Figure content listings
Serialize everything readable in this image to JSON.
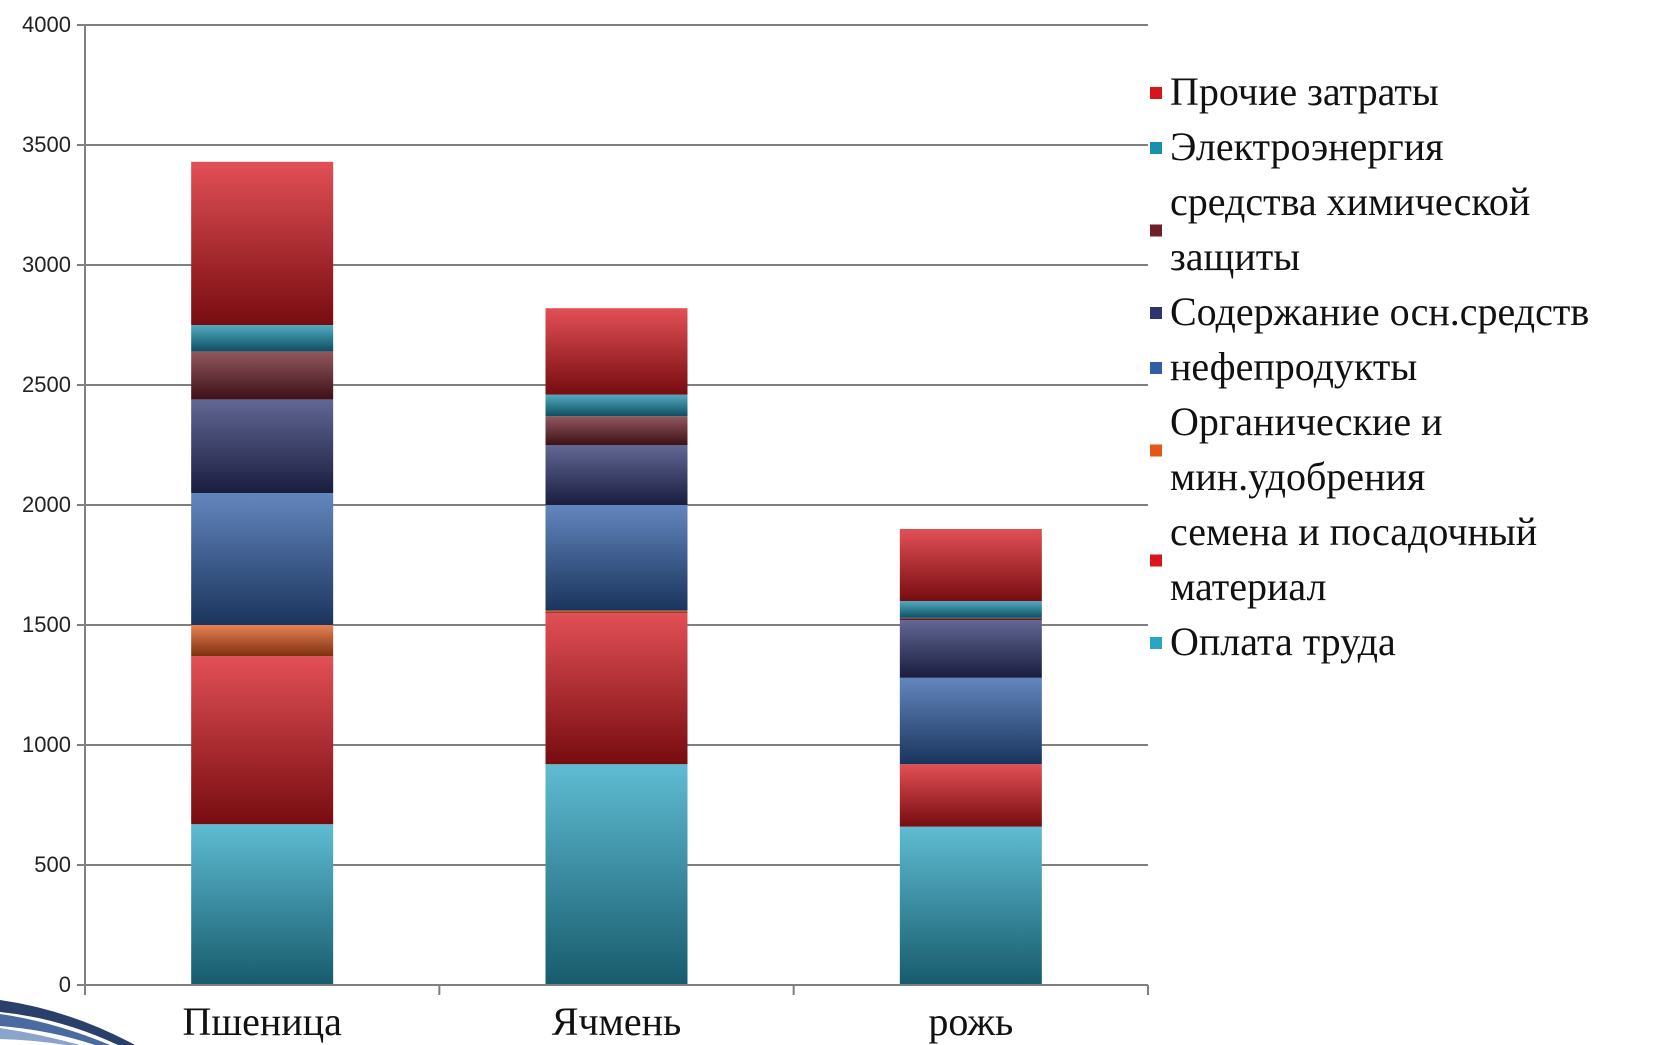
{
  "chart_data": {
    "type": "bar",
    "stacked": true,
    "categories": [
      "Пшеница",
      "Ячмень",
      "рожь"
    ],
    "ylim": [
      0,
      4000
    ],
    "yticks": [
      0,
      500,
      1000,
      1500,
      2000,
      2500,
      3000,
      3500,
      4000
    ],
    "grid": true,
    "legend_position": "right",
    "series": [
      {
        "name": "Оплата труда",
        "color": "#2aa6c4",
        "values": [
          670,
          920,
          660
        ]
      },
      {
        "name": "семена и посадочный материал",
        "color": "#d8151d",
        "values": [
          700,
          630,
          260
        ]
      },
      {
        "name": "Органические и мин.удобрения",
        "color": "#e2571a",
        "values": [
          130,
          10,
          0
        ]
      },
      {
        "name": "нефепродукты",
        "color": "#2f5ea8",
        "values": [
          550,
          440,
          360
        ]
      },
      {
        "name": "Содержание осн.средств",
        "color": "#2e3470",
        "values": [
          390,
          250,
          240
        ]
      },
      {
        "name": "средства химической защиты",
        "color": "#6e1f2a",
        "values": [
          200,
          120,
          10
        ]
      },
      {
        "name": "Электроэнергия",
        "color": "#1a8fae",
        "values": [
          110,
          90,
          70
        ]
      },
      {
        "name": "Прочие затраты",
        "color": "#d8151d",
        "values": [
          680,
          360,
          300
        ]
      }
    ]
  }
}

> [The problem]
Output a faithful copy of the data, with each picture left out.

> [Task answer]
Serialize everything readable in this image to JSON.
{
  "chart_data": {
    "type": "bar",
    "stacked": true,
    "categories": [
      "Пшеница",
      "Ячмень",
      "рожь"
    ],
    "ylim": [
      0,
      4000
    ],
    "yticks": [
      0,
      500,
      1000,
      1500,
      2000,
      2500,
      3000,
      3500,
      4000
    ],
    "grid": true,
    "legend_position": "right",
    "series": [
      {
        "name": "Оплата труда",
        "color": "#2aa6c4",
        "values": [
          670,
          920,
          660
        ]
      },
      {
        "name": "семена и посадочный материал",
        "color": "#d8151d",
        "values": [
          700,
          630,
          260
        ]
      },
      {
        "name": "Органические и мин.удобрения",
        "color": "#e2571a",
        "values": [
          130,
          10,
          0
        ]
      },
      {
        "name": "нефепродукты",
        "color": "#2f5ea8",
        "values": [
          550,
          440,
          360
        ]
      },
      {
        "name": "Содержание осн.средств",
        "color": "#2e3470",
        "values": [
          390,
          250,
          240
        ]
      },
      {
        "name": "средства химической защиты",
        "color": "#6e1f2a",
        "values": [
          200,
          120,
          10
        ]
      },
      {
        "name": "Электроэнергия",
        "color": "#1a8fae",
        "values": [
          110,
          90,
          70
        ]
      },
      {
        "name": "Прочие затраты",
        "color": "#d8151d",
        "values": [
          680,
          360,
          300
        ]
      }
    ]
  }
}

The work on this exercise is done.